● **EXERCISE**:
Check every line of the entries that follow, and copy the ones containing "symbol".

+---+

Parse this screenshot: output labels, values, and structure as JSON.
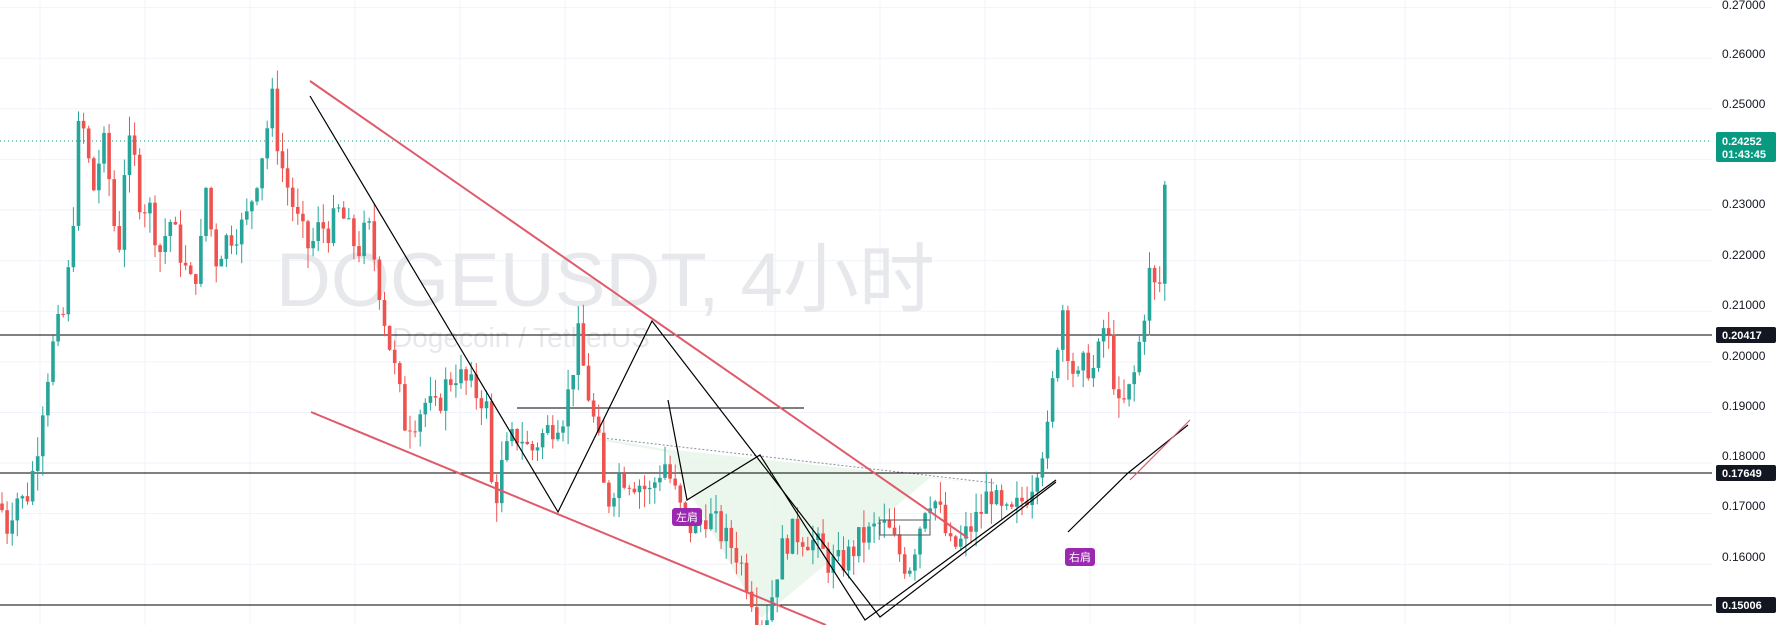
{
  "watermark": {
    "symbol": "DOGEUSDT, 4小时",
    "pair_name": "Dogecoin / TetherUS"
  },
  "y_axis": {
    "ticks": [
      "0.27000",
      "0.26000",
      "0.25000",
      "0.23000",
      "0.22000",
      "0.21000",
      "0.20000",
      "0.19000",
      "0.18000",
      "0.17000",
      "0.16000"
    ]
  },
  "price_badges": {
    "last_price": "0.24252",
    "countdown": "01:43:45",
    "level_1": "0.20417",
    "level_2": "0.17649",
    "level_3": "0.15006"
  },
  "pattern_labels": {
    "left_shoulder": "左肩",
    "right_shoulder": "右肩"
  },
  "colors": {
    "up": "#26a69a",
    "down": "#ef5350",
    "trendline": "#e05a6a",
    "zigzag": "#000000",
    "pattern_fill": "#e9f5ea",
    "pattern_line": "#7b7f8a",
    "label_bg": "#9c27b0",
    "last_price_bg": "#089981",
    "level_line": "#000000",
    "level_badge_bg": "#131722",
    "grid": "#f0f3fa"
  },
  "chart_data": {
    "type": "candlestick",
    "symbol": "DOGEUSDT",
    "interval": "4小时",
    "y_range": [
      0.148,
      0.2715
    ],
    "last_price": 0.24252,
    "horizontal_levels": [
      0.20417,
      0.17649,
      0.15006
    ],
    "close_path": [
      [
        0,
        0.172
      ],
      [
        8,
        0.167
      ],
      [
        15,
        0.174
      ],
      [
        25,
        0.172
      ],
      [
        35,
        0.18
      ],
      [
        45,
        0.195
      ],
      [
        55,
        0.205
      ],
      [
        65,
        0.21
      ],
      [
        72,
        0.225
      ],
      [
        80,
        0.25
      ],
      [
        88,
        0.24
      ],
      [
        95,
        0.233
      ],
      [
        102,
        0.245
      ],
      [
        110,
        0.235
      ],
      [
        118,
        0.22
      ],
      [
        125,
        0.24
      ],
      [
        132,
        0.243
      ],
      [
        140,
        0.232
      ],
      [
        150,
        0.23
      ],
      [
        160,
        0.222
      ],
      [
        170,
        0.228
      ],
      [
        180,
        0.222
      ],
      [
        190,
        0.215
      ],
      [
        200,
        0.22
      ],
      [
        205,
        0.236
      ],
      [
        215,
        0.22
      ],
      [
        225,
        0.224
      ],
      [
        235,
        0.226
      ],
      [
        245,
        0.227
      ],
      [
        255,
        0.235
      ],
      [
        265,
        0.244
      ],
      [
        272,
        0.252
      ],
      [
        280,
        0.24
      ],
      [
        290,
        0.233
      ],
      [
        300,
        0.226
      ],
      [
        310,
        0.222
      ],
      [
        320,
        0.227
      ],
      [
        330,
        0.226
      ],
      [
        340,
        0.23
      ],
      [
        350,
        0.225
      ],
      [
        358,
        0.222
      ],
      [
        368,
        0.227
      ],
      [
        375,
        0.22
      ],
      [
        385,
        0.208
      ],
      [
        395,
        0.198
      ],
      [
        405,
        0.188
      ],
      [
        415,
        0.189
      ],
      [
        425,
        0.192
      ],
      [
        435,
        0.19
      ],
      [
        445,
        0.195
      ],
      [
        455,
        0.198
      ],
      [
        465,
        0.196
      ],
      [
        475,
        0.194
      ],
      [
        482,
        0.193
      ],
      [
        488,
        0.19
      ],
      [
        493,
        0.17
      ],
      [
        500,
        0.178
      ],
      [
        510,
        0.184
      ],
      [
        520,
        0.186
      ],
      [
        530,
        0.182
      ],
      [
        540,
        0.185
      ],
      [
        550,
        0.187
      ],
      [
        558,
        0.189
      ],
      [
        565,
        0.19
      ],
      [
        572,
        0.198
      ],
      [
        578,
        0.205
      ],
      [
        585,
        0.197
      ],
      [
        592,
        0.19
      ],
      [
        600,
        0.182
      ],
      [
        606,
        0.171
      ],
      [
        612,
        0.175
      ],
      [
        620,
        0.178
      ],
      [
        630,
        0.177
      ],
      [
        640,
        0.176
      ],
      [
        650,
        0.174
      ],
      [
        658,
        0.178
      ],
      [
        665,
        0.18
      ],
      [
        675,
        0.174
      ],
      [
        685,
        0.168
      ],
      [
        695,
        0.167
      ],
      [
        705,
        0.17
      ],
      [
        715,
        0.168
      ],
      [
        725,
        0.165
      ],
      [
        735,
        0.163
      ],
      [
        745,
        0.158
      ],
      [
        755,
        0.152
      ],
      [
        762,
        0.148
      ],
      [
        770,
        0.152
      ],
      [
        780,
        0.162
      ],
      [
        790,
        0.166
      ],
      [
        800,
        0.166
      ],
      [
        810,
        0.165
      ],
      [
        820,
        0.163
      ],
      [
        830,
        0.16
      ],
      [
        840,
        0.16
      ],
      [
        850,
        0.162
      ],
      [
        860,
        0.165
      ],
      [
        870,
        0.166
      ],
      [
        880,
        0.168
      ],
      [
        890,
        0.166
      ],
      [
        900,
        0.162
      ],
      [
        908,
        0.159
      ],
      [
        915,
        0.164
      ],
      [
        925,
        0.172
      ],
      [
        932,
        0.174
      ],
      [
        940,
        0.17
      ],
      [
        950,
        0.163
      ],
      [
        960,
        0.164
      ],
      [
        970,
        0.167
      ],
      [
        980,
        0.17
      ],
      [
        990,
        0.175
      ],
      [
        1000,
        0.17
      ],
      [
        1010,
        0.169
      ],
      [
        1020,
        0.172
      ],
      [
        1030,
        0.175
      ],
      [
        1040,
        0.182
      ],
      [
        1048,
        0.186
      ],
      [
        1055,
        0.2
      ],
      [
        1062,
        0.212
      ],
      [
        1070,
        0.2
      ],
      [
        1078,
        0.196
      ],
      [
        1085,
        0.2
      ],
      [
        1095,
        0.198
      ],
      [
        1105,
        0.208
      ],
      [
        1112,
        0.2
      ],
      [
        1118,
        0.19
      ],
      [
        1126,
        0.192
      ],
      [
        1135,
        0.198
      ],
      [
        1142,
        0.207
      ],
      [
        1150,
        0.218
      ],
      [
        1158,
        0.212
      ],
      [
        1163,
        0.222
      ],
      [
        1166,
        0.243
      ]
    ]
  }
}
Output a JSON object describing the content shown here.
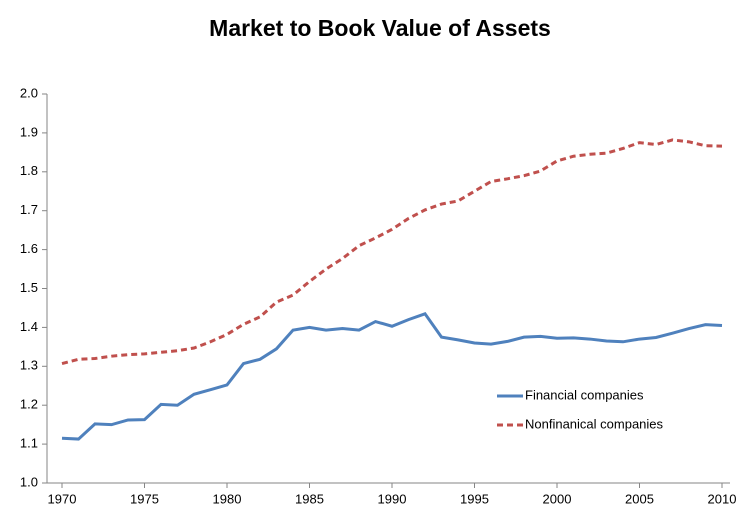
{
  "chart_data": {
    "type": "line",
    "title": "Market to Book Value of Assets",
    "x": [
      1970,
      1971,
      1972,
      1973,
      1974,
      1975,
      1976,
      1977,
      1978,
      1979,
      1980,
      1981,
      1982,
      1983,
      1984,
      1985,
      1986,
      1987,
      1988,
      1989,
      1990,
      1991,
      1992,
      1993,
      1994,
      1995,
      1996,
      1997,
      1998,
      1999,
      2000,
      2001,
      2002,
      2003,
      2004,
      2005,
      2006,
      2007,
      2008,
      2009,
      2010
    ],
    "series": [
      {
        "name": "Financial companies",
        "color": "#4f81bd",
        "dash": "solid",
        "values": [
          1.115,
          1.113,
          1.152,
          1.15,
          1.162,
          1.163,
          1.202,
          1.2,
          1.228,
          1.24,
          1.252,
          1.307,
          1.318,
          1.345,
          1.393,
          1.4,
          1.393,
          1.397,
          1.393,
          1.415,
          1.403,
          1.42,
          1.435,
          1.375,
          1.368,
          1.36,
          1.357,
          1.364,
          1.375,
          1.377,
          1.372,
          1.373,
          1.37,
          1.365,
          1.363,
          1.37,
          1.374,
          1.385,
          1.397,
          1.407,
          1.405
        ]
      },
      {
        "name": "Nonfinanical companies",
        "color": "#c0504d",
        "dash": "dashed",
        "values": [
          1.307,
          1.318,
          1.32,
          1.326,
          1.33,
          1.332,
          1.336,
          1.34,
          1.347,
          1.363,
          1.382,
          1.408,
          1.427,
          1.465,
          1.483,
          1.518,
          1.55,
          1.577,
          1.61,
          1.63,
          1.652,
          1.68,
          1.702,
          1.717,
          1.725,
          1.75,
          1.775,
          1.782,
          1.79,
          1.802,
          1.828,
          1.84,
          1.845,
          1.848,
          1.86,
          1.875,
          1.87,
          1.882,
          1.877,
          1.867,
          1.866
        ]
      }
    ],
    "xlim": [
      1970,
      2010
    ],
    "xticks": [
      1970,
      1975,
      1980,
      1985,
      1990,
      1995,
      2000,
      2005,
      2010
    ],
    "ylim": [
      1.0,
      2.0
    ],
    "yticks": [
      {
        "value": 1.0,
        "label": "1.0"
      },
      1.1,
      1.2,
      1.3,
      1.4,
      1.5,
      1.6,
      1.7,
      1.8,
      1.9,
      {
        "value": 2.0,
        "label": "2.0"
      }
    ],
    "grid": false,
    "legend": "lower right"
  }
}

+---+

● **IN RESPONSE**:
    "symbol": "DOGEUSDT, 4小时",
    "symbol": "DOGEUSDT",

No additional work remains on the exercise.